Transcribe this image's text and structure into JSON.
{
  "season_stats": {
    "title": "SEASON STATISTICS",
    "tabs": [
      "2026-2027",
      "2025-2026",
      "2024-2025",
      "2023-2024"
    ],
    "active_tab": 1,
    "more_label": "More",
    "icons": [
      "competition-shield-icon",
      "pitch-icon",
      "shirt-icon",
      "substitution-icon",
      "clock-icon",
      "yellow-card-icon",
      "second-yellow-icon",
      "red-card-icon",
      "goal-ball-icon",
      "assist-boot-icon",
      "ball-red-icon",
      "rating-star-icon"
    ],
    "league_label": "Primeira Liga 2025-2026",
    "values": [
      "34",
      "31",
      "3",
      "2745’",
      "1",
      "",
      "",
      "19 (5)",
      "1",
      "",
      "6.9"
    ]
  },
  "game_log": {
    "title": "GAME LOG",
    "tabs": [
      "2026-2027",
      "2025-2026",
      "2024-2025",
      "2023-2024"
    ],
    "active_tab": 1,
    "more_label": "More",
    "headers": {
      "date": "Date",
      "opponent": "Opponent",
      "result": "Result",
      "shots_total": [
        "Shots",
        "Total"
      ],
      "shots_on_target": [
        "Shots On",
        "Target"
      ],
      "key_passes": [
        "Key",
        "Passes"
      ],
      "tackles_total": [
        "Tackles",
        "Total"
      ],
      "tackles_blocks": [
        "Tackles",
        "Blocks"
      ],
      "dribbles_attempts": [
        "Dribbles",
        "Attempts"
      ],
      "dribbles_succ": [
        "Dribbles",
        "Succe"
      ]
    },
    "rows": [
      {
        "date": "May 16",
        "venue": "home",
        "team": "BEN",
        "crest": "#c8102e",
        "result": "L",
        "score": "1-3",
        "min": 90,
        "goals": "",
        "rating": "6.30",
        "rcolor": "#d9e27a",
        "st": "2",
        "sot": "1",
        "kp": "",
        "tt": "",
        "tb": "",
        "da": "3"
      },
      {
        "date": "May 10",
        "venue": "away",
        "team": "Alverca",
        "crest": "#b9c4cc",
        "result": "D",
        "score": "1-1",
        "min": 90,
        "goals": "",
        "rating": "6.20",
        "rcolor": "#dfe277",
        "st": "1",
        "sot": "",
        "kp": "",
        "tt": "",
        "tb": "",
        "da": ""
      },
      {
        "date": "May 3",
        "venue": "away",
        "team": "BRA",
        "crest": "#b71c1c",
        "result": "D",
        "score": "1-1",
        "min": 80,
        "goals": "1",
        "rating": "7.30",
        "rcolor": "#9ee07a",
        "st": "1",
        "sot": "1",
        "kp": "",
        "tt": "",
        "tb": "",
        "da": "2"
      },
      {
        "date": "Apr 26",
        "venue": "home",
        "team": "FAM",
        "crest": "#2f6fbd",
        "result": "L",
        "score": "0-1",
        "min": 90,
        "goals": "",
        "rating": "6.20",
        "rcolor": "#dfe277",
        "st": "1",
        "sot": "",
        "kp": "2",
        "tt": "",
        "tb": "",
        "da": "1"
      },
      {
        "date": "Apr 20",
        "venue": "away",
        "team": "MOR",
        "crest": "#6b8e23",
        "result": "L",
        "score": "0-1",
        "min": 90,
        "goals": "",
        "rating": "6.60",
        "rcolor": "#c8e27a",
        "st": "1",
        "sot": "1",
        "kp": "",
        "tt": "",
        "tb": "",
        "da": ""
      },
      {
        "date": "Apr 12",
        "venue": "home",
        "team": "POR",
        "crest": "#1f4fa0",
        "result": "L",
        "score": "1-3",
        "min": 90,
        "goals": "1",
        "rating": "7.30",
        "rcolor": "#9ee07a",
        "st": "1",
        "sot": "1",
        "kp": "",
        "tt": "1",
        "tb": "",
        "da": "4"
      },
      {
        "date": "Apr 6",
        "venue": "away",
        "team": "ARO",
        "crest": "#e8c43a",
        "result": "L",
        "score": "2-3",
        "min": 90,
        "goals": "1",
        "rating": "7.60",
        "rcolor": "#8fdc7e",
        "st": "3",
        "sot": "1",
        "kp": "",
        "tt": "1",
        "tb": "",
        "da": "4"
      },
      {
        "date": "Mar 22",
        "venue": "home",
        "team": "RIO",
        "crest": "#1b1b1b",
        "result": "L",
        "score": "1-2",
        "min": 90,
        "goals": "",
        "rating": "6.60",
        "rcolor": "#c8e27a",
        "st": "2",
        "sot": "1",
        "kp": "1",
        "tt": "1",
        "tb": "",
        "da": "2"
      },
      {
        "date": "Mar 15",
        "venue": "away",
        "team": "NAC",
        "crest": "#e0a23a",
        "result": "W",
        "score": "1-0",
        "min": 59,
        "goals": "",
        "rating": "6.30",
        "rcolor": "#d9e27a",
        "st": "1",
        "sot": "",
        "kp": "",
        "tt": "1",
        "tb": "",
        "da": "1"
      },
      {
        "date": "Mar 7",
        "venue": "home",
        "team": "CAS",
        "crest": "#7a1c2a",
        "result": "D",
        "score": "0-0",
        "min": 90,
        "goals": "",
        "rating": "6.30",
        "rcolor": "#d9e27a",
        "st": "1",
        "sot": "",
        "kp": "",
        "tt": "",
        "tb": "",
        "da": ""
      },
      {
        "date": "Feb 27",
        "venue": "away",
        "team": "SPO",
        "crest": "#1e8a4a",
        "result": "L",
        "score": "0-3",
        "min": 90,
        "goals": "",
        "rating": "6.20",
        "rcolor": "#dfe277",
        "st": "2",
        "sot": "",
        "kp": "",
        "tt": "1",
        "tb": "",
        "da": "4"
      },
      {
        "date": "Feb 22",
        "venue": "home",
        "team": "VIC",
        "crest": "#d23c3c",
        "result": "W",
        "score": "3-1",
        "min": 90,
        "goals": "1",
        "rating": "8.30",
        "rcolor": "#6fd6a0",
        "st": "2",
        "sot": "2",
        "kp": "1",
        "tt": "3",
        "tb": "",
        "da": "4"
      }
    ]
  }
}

• _STATED TASK_: Word for word, restate all of the data shown above.

• _RESULT_:
Transcribe this image's text and structure into JSON.
{
  "season_stats": {
    "title": "SEASON STATISTICS",
    "tabs": [
      "2026-2027",
      "2025-2026",
      "2024-2025",
      "2023-2024"
    ],
    "active_tab": 1,
    "more_label": "More",
    "icons": [
      "competition-shield-icon",
      "pitch-icon",
      "shirt-icon",
      "substitution-icon",
      "clock-icon",
      "yellow-card-icon",
      "second-yellow-icon",
      "red-card-icon",
      "goal-ball-icon",
      "assist-boot-icon",
      "ball-red-icon",
      "rating-star-icon"
    ],
    "league_label": "Primeira Liga 2025-2026",
    "values": [
      "34",
      "31",
      "3",
      "2745’",
      "1",
      "",
      "",
      "19 (5)",
      "1",
      "",
      "6.9"
    ]
  },
  "game_log": {
    "title": "GAME LOG",
    "tabs": [
      "2026-2027",
      "2025-2026",
      "2024-2025",
      "2023-2024"
    ],
    "active_tab": 1,
    "more_label": "More",
    "headers": {
      "date": "Date",
      "opponent": "Opponent",
      "result": "Result",
      "shots_total": [
        "Shots",
        "Total"
      ],
      "shots_on_target": [
        "Shots On",
        "Target"
      ],
      "key_passes": [
        "Key",
        "Passes"
      ],
      "tackles_total": [
        "Tackles",
        "Total"
      ],
      "tackles_blocks": [
        "Tackles",
        "Blocks"
      ],
      "dribbles_attempts": [
        "Dribbles",
        "Attempts"
      ],
      "dribbles_succ": [
        "Dribbles",
        "Succe"
      ]
    },
    "rows": [
      {
        "date": "May 16",
        "venue": "home",
        "team": "BEN",
        "crest": "#c8102e",
        "result": "L",
        "score": "1-3",
        "min": 90,
        "goals": "",
        "rating": "6.30",
        "rcolor": "#d9e27a",
        "st": "2",
        "sot": "1",
        "kp": "",
        "tt": "",
        "tb": "",
        "da": "3"
      },
      {
        "date": "May 10",
        "venue": "away",
        "team": "Alverca",
        "crest": "#b9c4cc",
        "result": "D",
        "score": "1-1",
        "min": 90,
        "goals": "",
        "rating": "6.20",
        "rcolor": "#dfe277",
        "st": "1",
        "sot": "",
        "kp": "",
        "tt": "",
        "tb": "",
        "da": ""
      },
      {
        "date": "May 3",
        "venue": "away",
        "team": "BRA",
        "crest": "#b71c1c",
        "result": "D",
        "score": "1-1",
        "min": 80,
        "goals": "1",
        "rating": "7.30",
        "rcolor": "#9ee07a",
        "st": "1",
        "sot": "1",
        "kp": "",
        "tt": "",
        "tb": "",
        "da": "2"
      },
      {
        "date": "Apr 26",
        "venue": "home",
        "team": "FAM",
        "crest": "#2f6fbd",
        "result": "L",
        "score": "0-1",
        "min": 90,
        "goals": "",
        "rating": "6.20",
        "rcolor": "#dfe277",
        "st": "1",
        "sot": "",
        "kp": "2",
        "tt": "",
        "tb": "",
        "da": "1"
      },
      {
        "date": "Apr 20",
        "venue": "away",
        "team": "MOR",
        "crest": "#6b8e23",
        "result": "L",
        "score": "0-1",
        "min": 90,
        "goals": "",
        "rating": "6.60",
        "rcolor": "#c8e27a",
        "st": "1",
        "sot": "1",
        "kp": "",
        "tt": "",
        "tb": "",
        "da": ""
      },
      {
        "date": "Apr 12",
        "venue": "home",
        "team": "POR",
        "crest": "#1f4fa0",
        "result": "L",
        "score": "1-3",
        "min": 90,
        "goals": "1",
        "rating": "7.30",
        "rcolor": "#9ee07a",
        "st": "1",
        "sot": "1",
        "kp": "",
        "tt": "1",
        "tb": "",
        "da": "4"
      },
      {
        "date": "Apr 6",
        "venue": "away",
        "team": "ARO",
        "crest": "#e8c43a",
        "result": "L",
        "score": "2-3",
        "min": 90,
        "goals": "1",
        "rating": "7.60",
        "rcolor": "#8fdc7e",
        "st": "3",
        "sot": "1",
        "kp": "",
        "tt": "1",
        "tb": "",
        "da": "4"
      },
      {
        "date": "Mar 22",
        "venue": "home",
        "team": "RIO",
        "crest": "#1b1b1b",
        "result": "L",
        "score": "1-2",
        "min": 90,
        "goals": "",
        "rating": "6.60",
        "rcolor": "#c8e27a",
        "st": "2",
        "sot": "1",
        "kp": "1",
        "tt": "1",
        "tb": "",
        "da": "2"
      },
      {
        "date": "Mar 15",
        "venue": "away",
        "team": "NAC",
        "crest": "#e0a23a",
        "result": "W",
        "score": "1-0",
        "min": 59,
        "goals": "",
        "rating": "6.30",
        "rcolor": "#d9e27a",
        "st": "1",
        "sot": "",
        "kp": "",
        "tt": "1",
        "tb": "",
        "da": "1"
      },
      {
        "date": "Mar 7",
        "venue": "home",
        "team": "CAS",
        "crest": "#7a1c2a",
        "result": "D",
        "score": "0-0",
        "min": 90,
        "goals": "",
        "rating": "6.30",
        "rcolor": "#d9e27a",
        "st": "1",
        "sot": "",
        "kp": "",
        "tt": "",
        "tb": "",
        "da": ""
      },
      {
        "date": "Feb 27",
        "venue": "away",
        "team": "SPO",
        "crest": "#1e8a4a",
        "result": "L",
        "score": "0-3",
        "min": 90,
        "goals": "",
        "rating": "6.20",
        "rcolor": "#dfe277",
        "st": "2",
        "sot": "",
        "kp": "",
        "tt": "1",
        "tb": "",
        "da": "4"
      },
      {
        "date": "Feb 22",
        "venue": "home",
        "team": "VIC",
        "crest": "#d23c3c",
        "result": "W",
        "score": "3-1",
        "min": 90,
        "goals": "1",
        "rating": "8.30",
        "rcolor": "#6fd6a0",
        "st": "2",
        "sot": "2",
        "kp": "1",
        "tt": "3",
        "tb": "",
        "da": "4"
      }
    ]
  }
}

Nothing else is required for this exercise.